Goal. Collect all lines containing the word "εἶπες" from the data.
═════ Exercise inputs ═════
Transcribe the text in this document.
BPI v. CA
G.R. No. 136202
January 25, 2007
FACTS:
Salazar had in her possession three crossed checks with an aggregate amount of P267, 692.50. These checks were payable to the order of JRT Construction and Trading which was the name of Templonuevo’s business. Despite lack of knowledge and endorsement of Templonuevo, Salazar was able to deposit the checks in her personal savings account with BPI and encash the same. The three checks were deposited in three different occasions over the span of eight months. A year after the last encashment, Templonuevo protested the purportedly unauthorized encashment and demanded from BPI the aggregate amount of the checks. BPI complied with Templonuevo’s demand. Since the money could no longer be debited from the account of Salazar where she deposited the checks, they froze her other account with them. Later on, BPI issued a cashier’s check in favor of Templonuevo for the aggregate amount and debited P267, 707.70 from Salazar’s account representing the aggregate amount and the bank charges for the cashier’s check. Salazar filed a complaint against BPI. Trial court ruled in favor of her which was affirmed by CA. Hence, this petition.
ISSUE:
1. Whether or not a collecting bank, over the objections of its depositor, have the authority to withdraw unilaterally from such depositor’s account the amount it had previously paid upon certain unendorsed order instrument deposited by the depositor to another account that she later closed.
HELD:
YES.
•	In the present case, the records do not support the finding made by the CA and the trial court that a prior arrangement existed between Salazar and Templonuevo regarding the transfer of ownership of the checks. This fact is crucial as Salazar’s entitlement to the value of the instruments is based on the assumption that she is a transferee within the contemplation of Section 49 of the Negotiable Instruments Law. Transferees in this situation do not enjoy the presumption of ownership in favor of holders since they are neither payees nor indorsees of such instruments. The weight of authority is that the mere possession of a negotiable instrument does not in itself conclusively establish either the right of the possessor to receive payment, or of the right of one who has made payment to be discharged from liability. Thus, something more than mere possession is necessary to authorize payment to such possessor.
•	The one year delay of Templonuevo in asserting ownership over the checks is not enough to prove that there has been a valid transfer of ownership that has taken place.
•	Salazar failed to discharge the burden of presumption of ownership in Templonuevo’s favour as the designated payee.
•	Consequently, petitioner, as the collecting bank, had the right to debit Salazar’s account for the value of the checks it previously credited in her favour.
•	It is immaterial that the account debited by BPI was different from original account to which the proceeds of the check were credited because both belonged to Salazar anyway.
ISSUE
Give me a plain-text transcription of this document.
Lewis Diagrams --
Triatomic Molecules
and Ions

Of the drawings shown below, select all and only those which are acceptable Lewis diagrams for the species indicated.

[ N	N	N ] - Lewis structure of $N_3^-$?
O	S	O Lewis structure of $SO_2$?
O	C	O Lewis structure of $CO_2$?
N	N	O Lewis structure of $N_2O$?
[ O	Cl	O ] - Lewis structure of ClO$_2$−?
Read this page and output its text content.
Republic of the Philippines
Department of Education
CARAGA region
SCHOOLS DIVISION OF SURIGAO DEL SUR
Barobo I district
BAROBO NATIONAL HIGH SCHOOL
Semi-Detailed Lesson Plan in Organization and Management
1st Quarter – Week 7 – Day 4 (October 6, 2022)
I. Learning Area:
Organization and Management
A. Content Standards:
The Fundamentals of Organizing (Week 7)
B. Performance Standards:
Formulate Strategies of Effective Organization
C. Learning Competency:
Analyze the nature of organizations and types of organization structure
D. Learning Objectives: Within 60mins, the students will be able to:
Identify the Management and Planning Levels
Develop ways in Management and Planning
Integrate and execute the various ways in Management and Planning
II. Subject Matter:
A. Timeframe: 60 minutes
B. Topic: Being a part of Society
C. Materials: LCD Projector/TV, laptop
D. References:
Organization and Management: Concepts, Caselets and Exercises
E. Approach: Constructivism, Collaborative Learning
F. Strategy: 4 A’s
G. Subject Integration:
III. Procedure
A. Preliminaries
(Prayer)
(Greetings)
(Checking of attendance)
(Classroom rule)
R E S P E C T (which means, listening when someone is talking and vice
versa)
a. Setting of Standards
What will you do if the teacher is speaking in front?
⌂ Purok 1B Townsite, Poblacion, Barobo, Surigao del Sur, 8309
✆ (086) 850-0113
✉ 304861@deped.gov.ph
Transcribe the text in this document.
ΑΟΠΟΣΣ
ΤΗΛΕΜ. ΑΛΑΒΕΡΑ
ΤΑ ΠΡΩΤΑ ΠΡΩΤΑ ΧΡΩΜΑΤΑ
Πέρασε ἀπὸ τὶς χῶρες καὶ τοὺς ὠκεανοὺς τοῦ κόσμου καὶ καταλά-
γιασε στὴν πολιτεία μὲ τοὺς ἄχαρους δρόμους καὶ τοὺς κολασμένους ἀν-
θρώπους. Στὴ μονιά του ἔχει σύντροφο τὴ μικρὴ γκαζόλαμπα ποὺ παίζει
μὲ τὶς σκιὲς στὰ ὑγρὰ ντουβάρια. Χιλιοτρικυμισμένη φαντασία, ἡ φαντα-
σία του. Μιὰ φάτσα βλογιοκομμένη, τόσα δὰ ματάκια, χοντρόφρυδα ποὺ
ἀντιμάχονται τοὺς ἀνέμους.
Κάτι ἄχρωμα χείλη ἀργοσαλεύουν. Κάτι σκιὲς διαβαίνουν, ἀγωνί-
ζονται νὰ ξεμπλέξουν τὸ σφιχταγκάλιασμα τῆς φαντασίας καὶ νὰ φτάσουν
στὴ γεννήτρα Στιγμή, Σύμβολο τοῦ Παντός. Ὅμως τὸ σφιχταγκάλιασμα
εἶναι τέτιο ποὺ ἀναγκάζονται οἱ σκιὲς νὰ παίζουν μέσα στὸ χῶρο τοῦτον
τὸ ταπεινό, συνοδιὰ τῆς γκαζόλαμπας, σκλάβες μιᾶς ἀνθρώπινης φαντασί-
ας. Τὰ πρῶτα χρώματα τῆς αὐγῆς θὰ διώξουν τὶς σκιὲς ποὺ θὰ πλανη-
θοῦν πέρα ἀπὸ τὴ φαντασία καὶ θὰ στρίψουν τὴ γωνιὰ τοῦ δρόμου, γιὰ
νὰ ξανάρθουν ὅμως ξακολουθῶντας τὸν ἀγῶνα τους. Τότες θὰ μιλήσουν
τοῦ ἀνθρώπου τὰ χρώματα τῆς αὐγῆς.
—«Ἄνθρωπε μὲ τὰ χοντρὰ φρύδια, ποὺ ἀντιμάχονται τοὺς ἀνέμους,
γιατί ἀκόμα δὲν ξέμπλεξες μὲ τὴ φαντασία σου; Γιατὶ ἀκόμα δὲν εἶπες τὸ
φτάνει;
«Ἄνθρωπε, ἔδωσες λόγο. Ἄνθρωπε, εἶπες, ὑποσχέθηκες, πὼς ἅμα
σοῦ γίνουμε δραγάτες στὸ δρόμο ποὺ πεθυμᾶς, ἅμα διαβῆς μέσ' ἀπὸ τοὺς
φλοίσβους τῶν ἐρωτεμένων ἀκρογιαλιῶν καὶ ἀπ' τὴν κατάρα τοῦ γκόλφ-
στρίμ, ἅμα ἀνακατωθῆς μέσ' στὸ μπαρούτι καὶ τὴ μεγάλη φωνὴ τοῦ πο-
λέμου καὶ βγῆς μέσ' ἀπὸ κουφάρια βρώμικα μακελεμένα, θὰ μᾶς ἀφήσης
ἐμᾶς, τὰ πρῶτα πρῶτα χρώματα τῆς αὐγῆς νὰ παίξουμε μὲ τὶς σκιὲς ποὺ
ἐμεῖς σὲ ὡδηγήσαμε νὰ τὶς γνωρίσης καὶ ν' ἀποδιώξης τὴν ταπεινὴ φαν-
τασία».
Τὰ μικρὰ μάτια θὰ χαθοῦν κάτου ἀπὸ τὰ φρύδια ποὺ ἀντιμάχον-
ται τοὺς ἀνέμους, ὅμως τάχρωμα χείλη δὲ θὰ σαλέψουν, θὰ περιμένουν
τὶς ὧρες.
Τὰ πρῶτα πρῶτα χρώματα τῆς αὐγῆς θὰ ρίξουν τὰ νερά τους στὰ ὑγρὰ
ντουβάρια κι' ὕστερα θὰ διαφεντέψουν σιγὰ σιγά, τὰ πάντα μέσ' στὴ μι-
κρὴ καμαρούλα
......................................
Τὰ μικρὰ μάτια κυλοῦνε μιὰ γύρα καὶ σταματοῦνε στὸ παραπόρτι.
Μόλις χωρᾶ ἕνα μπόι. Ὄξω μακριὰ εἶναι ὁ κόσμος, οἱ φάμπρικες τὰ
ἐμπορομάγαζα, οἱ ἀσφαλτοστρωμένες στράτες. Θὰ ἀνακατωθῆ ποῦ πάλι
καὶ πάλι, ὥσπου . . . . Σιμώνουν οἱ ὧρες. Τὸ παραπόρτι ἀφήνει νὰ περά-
═════
Reply to the exercise.
γιατί ἀκόμα δὲν ξέμπλεξες μὲ τὴ φαντασία σου; Γιατὶ ἀκόμα δὲν εἶπες τὸ
«Ἄνθρωπε, ἔδωσες λόγο. Ἄνθρωπε, εἶπες, ὑποσχέθηκες, πὼς ἅμα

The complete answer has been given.